[Begin]

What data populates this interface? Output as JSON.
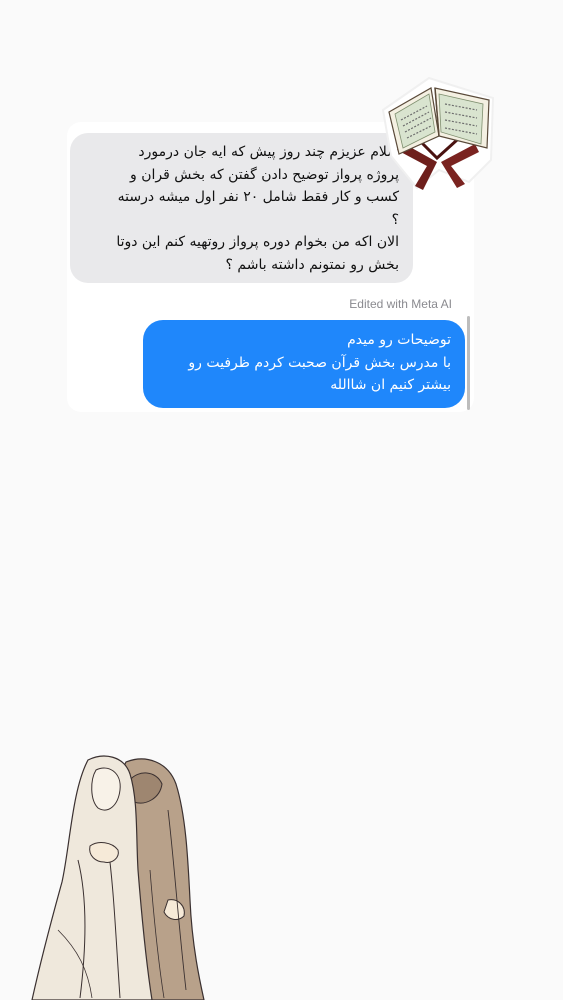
{
  "chat": {
    "incoming_message": "سلام عزیزم چند روز پیش که ایه جان درمورد\nپروژه پرواز توضیح دادن گفتن که بخش قران و\nکسب و کار فقط شامل ۲۰ نفر اول میشه  درسته\n؟\nالان اکه من بخوام دوره پرواز روتهیه کنم این دوتا\nبخش رو نمتونم داشته باشم ؟",
    "edited_label": "Edited with Meta AI",
    "outgoing_message": "توضیحات رو میدم\nبا مدرس بخش قرآن صحبت کردم ظرفیت رو\nبیشتر کنیم ان شاالله"
  },
  "decorations": {
    "sticker_icon": "open-quran-on-stand",
    "illustration_icon": "two-veiled-women-hugging"
  },
  "colors": {
    "outgoing_bubble": "#1f87fb",
    "incoming_bubble": "#e9e9eb",
    "background": "#fafafa"
  }
}
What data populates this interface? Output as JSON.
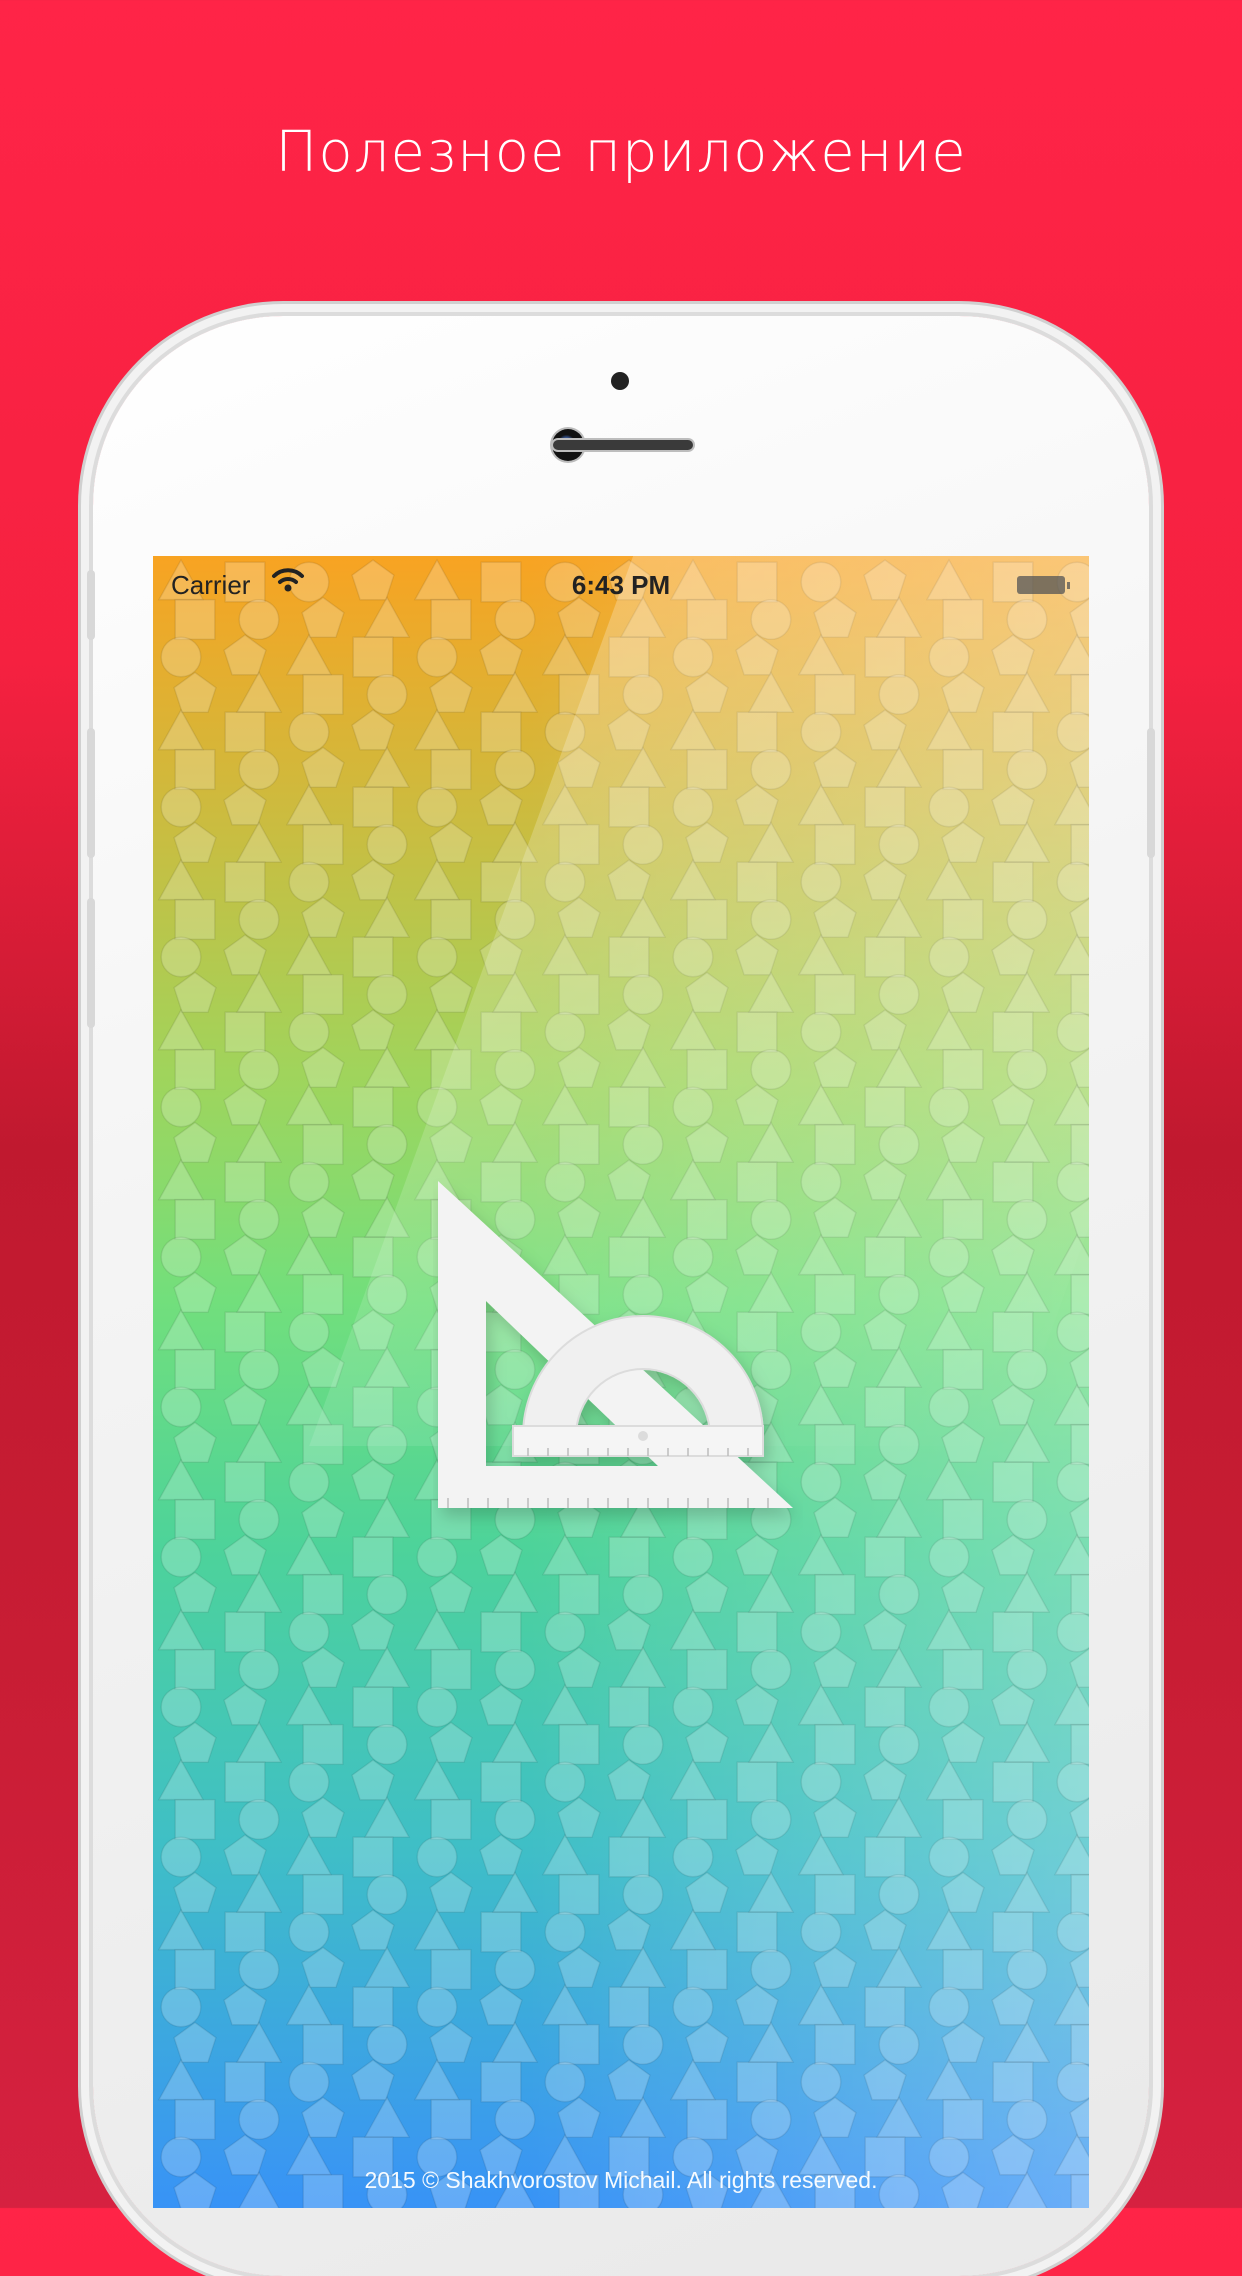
{
  "headline": "Полезное приложение",
  "colors": {
    "background": "#e31e3c",
    "screen_top": "#f8a322",
    "screen_bottom": "#3893f6"
  },
  "status_bar": {
    "carrier": "Carrier",
    "time": "6:43 PM"
  },
  "splash": {
    "logo_icon": "set-square-protractor-icon",
    "background_pattern": "geometric-shapes",
    "footer": "2015 © Shakhvorostov Michail. All rights reserved."
  }
}
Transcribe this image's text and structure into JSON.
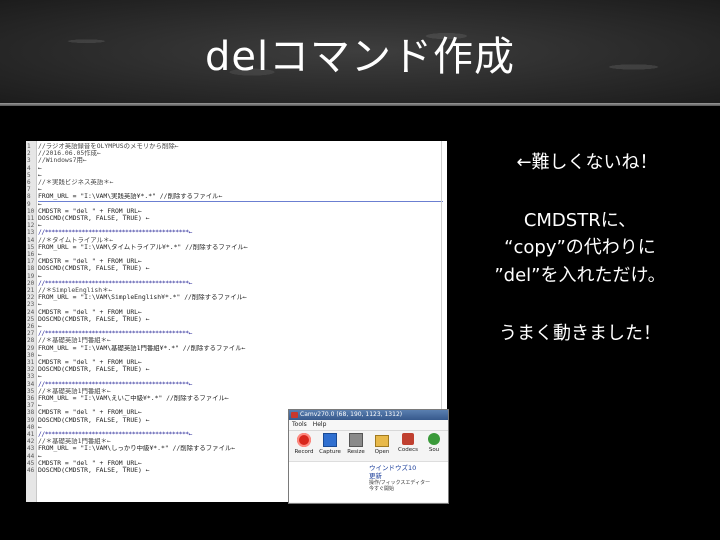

[End]

§ Problem: Copy all the entries word for word. Omit any pictures.

§ Final result:
What data populates this interface? Output as JSON.
{
  "chat": {
    "incoming_message": "سلام عزیزم چند روز پیش که ایه جان درمورد\nپروژه پرواز توضیح دادن گفتن که بخش قران و\nکسب و کار فقط شامل ۲۰ نفر اول میشه  درسته\n؟\nالان اکه من بخوام دوره پرواز روتهیه کنم این دوتا\nبخش رو نمتونم داشته باشم ؟",
    "edited_label": "Edited with Meta AI",
    "outgoing_message": "توضیحات رو میدم\nبا مدرس بخش قرآن صحبت کردم ظرفیت رو\nبیشتر کنیم ان شاالله"
  },
  "decorations": {
    "sticker_icon": "open-quran-on-stand",
    "illustration_icon": "two-veiled-women-hugging"
  },
  "colors": {
    "outgoing_bubble": "#1f87fb",
    "incoming_bubble": "#e9e9eb",
    "background": "#fafafa"
  }
}
What data populates this interface? Output as JSON.
{
  "headline": "Полезное приложение",
  "colors": {
    "background": "#e31e3c",
    "screen_top": "#f8a322",
    "screen_bottom": "#3893f6"
  },
  "status_bar": {
    "carrier": "Carrier",
    "time": "6:43 PM"
  },
  "splash": {
    "logo_icon": "set-square-protractor-icon",
    "background_pattern": "geometric-shapes",
    "footer": "2015 © Shakhvorostov Michail. All rights reserved."
  }
}
Transcribe this image's text and structure into JSON.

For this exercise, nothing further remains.